- **What to produce**
Report every line from the material that contains the word "ylabel".

- **Stored records**
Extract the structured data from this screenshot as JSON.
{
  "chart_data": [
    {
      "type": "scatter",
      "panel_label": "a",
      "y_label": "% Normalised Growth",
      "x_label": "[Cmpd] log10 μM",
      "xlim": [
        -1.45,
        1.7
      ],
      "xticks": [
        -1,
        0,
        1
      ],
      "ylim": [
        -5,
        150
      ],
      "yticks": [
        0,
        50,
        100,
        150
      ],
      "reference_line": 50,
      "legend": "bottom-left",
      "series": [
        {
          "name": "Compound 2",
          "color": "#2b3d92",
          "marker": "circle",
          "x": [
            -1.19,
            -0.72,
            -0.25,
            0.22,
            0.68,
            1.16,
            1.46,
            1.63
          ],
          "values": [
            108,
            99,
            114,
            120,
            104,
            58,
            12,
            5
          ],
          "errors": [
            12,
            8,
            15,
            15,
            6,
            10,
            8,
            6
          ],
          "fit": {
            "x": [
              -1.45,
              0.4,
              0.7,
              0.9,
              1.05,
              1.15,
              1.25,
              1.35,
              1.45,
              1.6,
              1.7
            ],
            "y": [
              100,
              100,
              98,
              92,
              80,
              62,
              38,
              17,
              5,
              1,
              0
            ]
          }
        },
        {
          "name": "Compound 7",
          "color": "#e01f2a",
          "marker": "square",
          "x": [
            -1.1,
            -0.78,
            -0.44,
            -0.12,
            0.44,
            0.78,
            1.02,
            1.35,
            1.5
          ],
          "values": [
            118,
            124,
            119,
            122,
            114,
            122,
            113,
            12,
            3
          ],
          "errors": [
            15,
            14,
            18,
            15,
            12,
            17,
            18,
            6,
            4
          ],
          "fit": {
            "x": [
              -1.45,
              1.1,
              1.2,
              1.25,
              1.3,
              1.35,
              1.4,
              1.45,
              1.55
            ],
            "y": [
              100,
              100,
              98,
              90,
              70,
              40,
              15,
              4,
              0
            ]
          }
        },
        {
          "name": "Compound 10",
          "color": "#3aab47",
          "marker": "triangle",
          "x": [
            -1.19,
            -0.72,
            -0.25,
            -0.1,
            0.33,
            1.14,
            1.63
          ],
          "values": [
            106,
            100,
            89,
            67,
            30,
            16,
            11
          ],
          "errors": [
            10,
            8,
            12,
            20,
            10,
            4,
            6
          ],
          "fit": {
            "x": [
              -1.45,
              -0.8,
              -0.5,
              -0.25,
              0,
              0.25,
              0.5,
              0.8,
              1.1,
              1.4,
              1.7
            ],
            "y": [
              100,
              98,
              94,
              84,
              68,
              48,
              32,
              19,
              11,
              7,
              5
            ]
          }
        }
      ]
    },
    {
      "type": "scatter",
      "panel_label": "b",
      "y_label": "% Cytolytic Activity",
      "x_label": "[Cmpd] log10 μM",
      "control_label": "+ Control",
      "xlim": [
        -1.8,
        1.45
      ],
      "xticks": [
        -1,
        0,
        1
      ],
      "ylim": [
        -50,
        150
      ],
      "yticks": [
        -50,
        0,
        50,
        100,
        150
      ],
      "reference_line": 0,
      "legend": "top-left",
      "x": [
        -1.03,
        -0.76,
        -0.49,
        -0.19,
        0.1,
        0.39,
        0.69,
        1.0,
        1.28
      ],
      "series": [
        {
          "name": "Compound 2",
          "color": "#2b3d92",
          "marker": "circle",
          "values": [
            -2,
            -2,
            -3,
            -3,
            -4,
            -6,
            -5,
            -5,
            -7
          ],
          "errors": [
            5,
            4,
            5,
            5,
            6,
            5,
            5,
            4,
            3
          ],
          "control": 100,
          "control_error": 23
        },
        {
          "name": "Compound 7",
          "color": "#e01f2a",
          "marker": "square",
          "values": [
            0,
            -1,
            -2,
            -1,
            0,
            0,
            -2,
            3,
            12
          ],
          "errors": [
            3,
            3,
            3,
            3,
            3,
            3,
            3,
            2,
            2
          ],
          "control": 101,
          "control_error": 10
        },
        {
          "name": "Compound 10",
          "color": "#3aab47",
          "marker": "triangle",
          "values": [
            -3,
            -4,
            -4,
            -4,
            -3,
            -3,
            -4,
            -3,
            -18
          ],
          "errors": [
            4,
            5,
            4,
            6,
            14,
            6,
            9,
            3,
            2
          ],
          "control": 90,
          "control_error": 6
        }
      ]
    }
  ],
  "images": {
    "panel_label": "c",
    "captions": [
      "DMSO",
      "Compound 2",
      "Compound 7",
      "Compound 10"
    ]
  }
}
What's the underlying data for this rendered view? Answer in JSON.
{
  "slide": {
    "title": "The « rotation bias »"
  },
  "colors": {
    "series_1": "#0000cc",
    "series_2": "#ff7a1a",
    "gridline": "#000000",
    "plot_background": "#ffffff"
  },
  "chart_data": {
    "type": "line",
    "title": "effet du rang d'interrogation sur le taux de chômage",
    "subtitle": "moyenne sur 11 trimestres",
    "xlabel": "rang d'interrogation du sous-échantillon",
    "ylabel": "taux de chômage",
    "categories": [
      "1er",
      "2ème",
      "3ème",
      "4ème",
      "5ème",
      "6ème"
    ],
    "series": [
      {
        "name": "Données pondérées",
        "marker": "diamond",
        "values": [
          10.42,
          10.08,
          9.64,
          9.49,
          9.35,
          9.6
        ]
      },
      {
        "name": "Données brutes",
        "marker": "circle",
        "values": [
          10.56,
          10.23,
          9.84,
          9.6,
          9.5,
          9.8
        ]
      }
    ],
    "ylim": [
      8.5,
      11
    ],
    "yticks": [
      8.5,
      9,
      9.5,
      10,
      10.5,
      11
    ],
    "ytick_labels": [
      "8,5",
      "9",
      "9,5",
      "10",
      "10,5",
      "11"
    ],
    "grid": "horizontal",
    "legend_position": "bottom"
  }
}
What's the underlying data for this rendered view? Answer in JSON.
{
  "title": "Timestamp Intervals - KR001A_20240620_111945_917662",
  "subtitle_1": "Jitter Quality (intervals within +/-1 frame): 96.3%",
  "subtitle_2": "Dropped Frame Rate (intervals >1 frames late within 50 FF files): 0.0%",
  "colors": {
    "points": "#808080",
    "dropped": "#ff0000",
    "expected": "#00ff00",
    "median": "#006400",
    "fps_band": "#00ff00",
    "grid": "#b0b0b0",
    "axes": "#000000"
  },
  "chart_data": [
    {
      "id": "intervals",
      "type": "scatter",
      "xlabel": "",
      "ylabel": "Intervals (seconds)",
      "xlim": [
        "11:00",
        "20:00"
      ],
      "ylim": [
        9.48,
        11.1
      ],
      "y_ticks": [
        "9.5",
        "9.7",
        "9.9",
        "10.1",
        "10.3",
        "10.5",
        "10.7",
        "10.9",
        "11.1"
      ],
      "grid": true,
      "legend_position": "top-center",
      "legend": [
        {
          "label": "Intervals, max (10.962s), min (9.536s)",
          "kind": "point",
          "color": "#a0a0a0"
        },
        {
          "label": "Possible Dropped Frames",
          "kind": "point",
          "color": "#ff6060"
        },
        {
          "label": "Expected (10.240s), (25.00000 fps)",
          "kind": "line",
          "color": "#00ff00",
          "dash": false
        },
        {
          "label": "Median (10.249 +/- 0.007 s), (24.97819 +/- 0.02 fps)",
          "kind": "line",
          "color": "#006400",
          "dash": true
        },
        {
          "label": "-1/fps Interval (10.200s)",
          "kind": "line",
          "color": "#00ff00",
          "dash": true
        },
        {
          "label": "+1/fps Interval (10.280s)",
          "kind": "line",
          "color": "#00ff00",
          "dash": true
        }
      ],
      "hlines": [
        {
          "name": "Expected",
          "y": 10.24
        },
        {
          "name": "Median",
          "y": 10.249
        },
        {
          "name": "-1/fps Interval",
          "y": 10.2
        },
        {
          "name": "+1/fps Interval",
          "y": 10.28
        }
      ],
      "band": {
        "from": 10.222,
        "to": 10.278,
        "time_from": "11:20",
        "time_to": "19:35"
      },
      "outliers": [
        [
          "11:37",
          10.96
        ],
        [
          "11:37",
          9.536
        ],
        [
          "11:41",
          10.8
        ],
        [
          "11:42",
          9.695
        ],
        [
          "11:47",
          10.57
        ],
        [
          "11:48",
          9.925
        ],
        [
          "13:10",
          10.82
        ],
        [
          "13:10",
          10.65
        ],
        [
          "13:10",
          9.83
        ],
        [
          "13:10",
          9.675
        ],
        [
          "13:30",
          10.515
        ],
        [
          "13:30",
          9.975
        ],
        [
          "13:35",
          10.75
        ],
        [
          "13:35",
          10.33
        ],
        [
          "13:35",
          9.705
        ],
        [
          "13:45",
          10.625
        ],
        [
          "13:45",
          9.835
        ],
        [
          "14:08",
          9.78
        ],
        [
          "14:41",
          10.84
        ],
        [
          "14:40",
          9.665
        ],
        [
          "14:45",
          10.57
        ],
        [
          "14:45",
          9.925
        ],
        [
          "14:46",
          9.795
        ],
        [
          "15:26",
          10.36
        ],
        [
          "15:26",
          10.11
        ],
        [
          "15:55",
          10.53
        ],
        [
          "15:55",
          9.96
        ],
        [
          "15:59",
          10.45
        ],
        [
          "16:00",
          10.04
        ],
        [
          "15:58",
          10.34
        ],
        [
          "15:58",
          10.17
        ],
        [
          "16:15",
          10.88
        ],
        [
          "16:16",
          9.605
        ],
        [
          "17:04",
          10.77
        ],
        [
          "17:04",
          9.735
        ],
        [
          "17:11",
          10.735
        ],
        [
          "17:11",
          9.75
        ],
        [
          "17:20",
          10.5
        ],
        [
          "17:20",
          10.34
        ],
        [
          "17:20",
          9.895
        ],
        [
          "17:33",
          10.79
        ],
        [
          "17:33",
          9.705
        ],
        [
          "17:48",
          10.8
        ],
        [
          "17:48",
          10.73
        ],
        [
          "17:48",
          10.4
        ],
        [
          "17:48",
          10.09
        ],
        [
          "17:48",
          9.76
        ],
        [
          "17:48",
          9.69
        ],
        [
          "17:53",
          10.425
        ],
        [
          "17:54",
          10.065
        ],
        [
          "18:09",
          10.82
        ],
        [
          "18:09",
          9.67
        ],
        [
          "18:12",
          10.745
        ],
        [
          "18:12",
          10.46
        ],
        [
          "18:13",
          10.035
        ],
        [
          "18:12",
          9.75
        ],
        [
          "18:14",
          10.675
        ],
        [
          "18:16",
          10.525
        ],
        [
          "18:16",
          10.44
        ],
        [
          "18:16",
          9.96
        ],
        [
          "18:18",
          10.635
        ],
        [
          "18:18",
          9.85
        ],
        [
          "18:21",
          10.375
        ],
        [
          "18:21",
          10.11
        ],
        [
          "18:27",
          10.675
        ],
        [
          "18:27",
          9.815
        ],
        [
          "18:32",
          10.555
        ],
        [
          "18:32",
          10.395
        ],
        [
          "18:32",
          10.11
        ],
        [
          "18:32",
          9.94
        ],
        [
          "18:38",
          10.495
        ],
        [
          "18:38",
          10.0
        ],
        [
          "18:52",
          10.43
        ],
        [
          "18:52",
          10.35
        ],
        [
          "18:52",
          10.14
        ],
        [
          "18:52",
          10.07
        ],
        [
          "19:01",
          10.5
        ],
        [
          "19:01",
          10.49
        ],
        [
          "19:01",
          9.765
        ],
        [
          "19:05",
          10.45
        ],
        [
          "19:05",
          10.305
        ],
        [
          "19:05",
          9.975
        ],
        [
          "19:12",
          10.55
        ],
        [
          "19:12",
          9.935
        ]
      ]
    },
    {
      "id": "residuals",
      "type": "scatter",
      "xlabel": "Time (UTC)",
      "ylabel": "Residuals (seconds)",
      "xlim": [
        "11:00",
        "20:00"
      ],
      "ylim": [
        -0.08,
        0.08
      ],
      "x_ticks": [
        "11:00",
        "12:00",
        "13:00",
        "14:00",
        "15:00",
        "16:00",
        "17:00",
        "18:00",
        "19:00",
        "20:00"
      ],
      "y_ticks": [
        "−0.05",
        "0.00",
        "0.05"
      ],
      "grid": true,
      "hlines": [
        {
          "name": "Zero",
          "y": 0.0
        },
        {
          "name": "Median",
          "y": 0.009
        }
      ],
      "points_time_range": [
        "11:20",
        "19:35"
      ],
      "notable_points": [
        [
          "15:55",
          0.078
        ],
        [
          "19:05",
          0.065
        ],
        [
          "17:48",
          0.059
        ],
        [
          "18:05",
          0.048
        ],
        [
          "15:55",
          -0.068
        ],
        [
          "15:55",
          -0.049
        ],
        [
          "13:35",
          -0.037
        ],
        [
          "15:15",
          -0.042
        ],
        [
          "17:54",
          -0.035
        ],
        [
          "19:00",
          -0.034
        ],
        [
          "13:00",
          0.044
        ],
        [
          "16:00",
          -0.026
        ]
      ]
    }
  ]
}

- **Reply to the exercise**
    "ylabel": "taux de chômage",
      "ylabel": "Intervals (seconds)",
      "ylabel": "Residuals (seconds)",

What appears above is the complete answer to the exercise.